### Task material
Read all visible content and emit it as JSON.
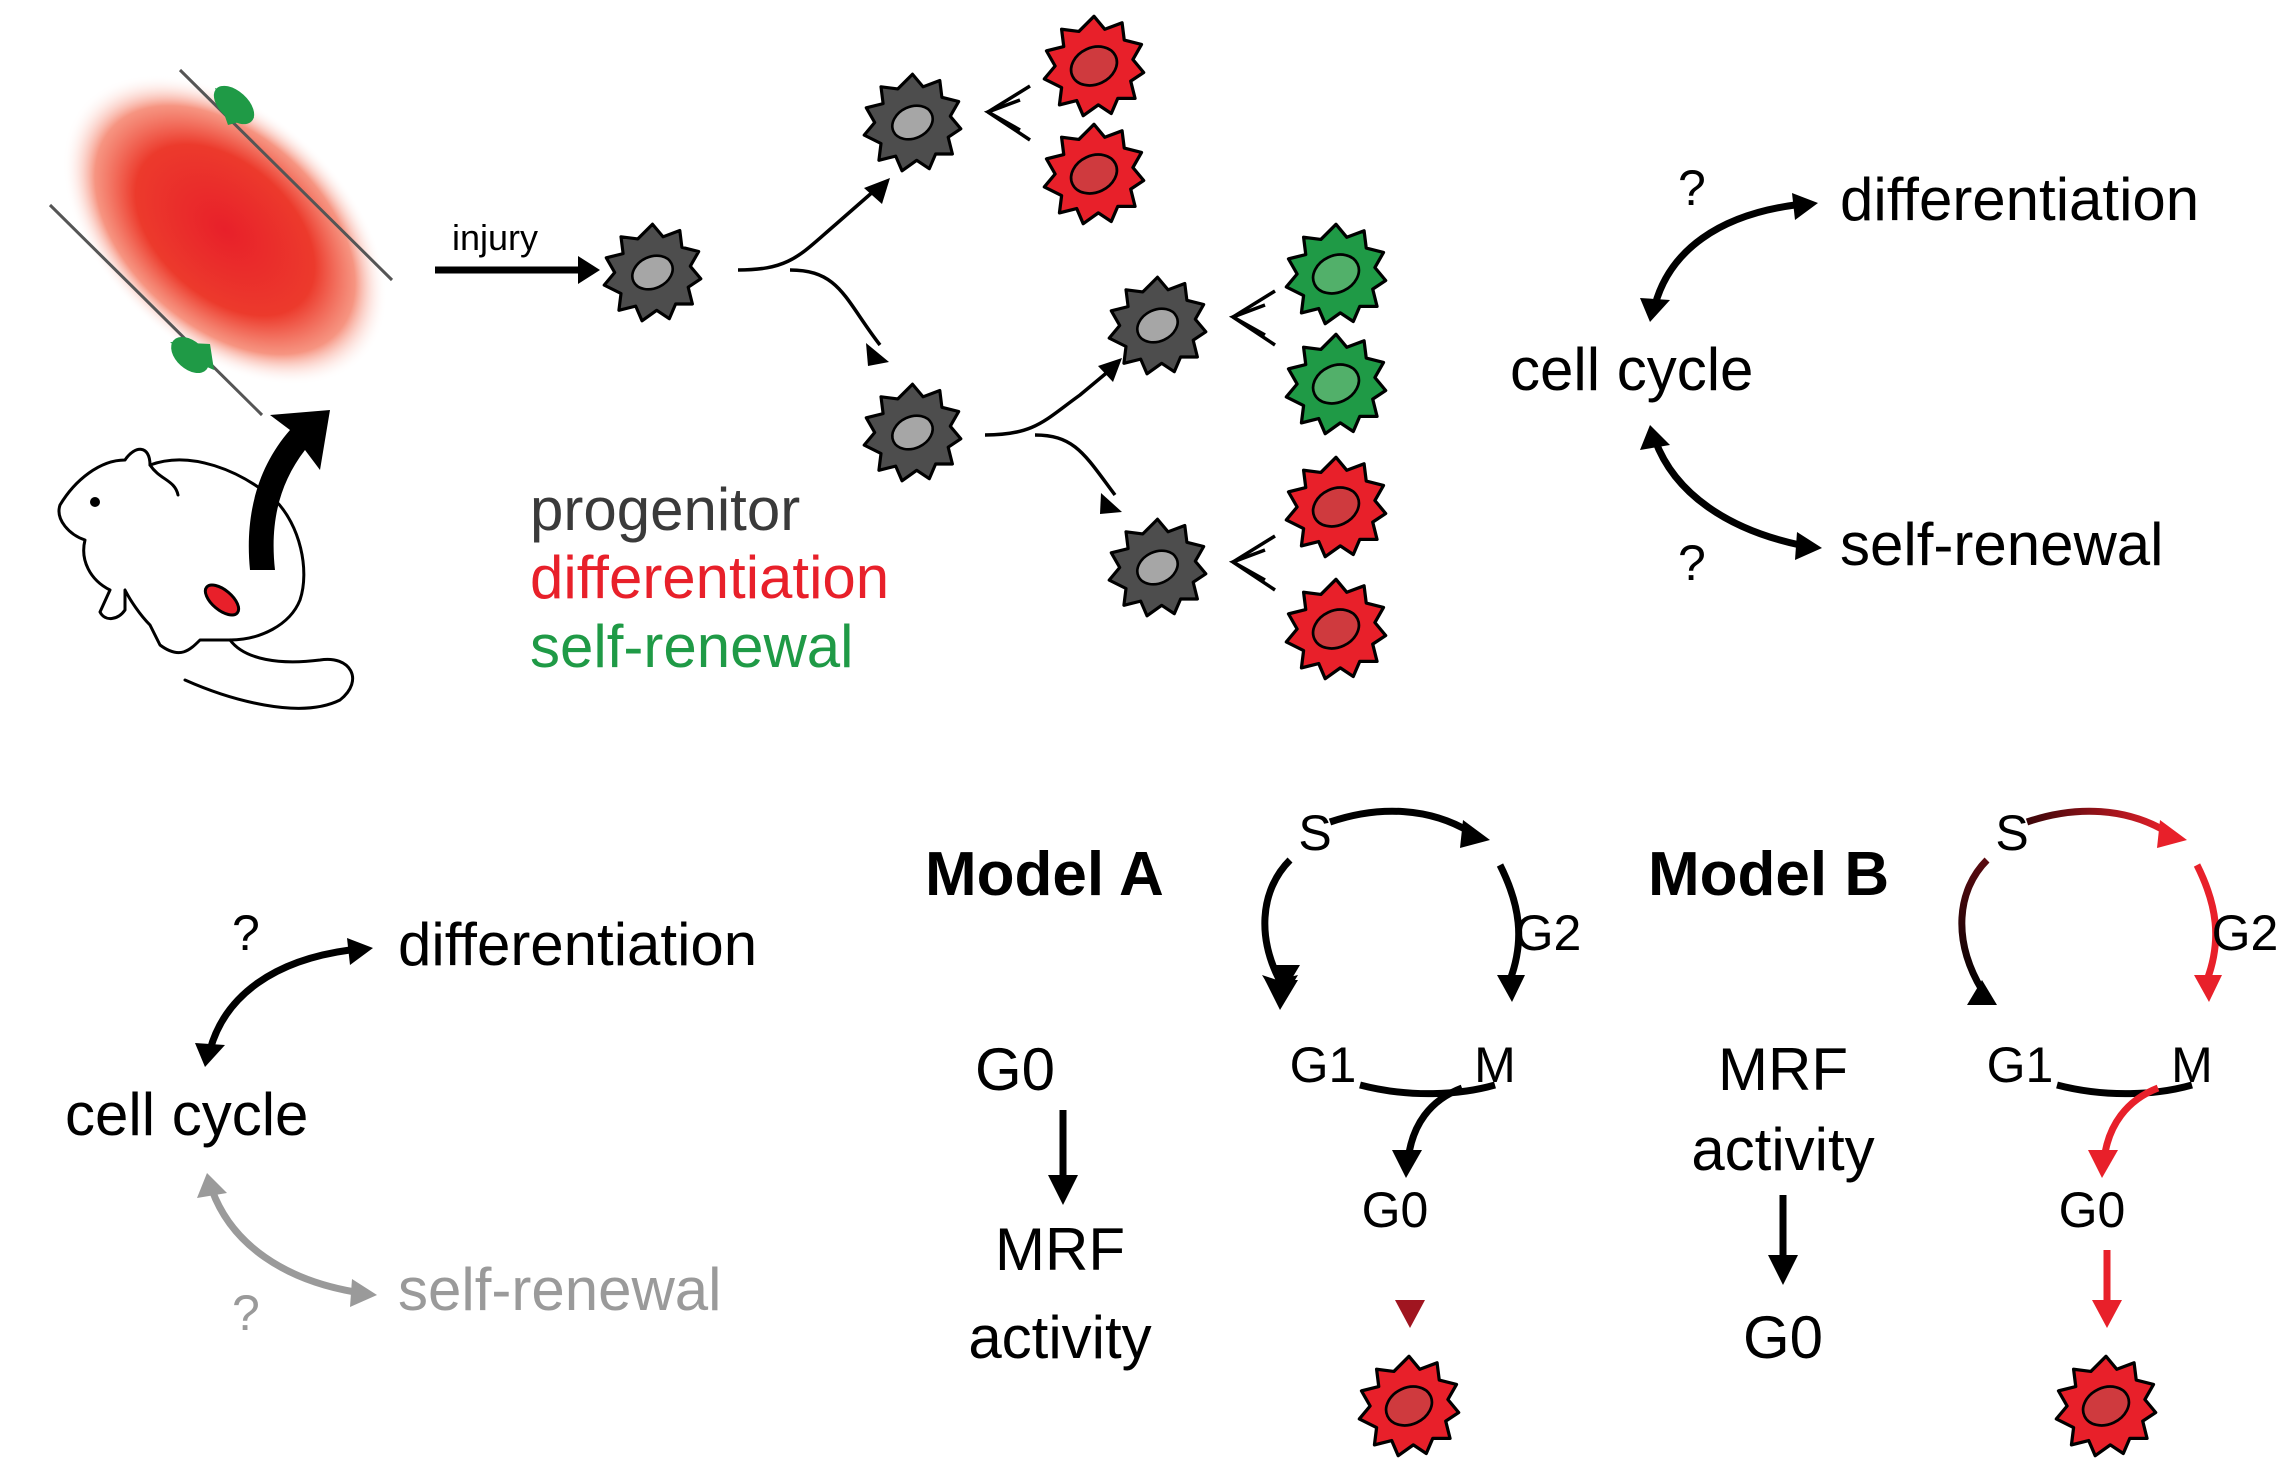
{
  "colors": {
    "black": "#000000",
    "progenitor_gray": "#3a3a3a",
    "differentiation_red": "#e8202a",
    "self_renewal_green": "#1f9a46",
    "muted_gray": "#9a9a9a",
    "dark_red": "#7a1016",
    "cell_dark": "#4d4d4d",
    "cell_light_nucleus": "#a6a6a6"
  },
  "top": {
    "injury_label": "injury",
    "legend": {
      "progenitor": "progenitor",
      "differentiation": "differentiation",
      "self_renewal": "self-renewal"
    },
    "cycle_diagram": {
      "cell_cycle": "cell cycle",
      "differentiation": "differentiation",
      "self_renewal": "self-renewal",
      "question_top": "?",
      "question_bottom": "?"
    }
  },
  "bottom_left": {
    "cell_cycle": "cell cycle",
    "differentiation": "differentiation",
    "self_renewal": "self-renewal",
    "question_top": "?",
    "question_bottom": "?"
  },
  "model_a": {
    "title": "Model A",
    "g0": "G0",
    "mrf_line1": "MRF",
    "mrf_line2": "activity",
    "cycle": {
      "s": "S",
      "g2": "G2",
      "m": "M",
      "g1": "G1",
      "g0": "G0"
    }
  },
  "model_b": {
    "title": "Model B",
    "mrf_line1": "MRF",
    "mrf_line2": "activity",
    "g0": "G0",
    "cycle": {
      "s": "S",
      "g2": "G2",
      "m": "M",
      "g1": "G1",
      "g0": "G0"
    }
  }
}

### Your objective
Copy the material shown above in full and exactly. Skip the pictures.

### Exercise output
Read all visible content and emit it as JSON.
{
  "colors": {
    "black": "#000000",
    "progenitor_gray": "#3a3a3a",
    "differentiation_red": "#e8202a",
    "self_renewal_green": "#1f9a46",
    "muted_gray": "#9a9a9a",
    "dark_red": "#7a1016",
    "cell_dark": "#4d4d4d",
    "cell_light_nucleus": "#a6a6a6"
  },
  "top": {
    "injury_label": "injury",
    "legend": {
      "progenitor": "progenitor",
      "differentiation": "differentiation",
      "self_renewal": "self-renewal"
    },
    "cycle_diagram": {
      "cell_cycle": "cell cycle",
      "differentiation": "differentiation",
      "self_renewal": "self-renewal",
      "question_top": "?",
      "question_bottom": "?"
    }
  },
  "bottom_left": {
    "cell_cycle": "cell cycle",
    "differentiation": "differentiation",
    "self_renewal": "self-renewal",
    "question_top": "?",
    "question_bottom": "?"
  },
  "model_a": {
    "title": "Model A",
    "g0": "G0",
    "mrf_line1": "MRF",
    "mrf_line2": "activity",
    "cycle": {
      "s": "S",
      "g2": "G2",
      "m": "M",
      "g1": "G1",
      "g0": "G0"
    }
  },
  "model_b": {
    "title": "Model B",
    "mrf_line1": "MRF",
    "mrf_line2": "activity",
    "g0": "G0",
    "cycle": {
      "s": "S",
      "g2": "G2",
      "m": "M",
      "g1": "G1",
      "g0": "G0"
    }
  }
}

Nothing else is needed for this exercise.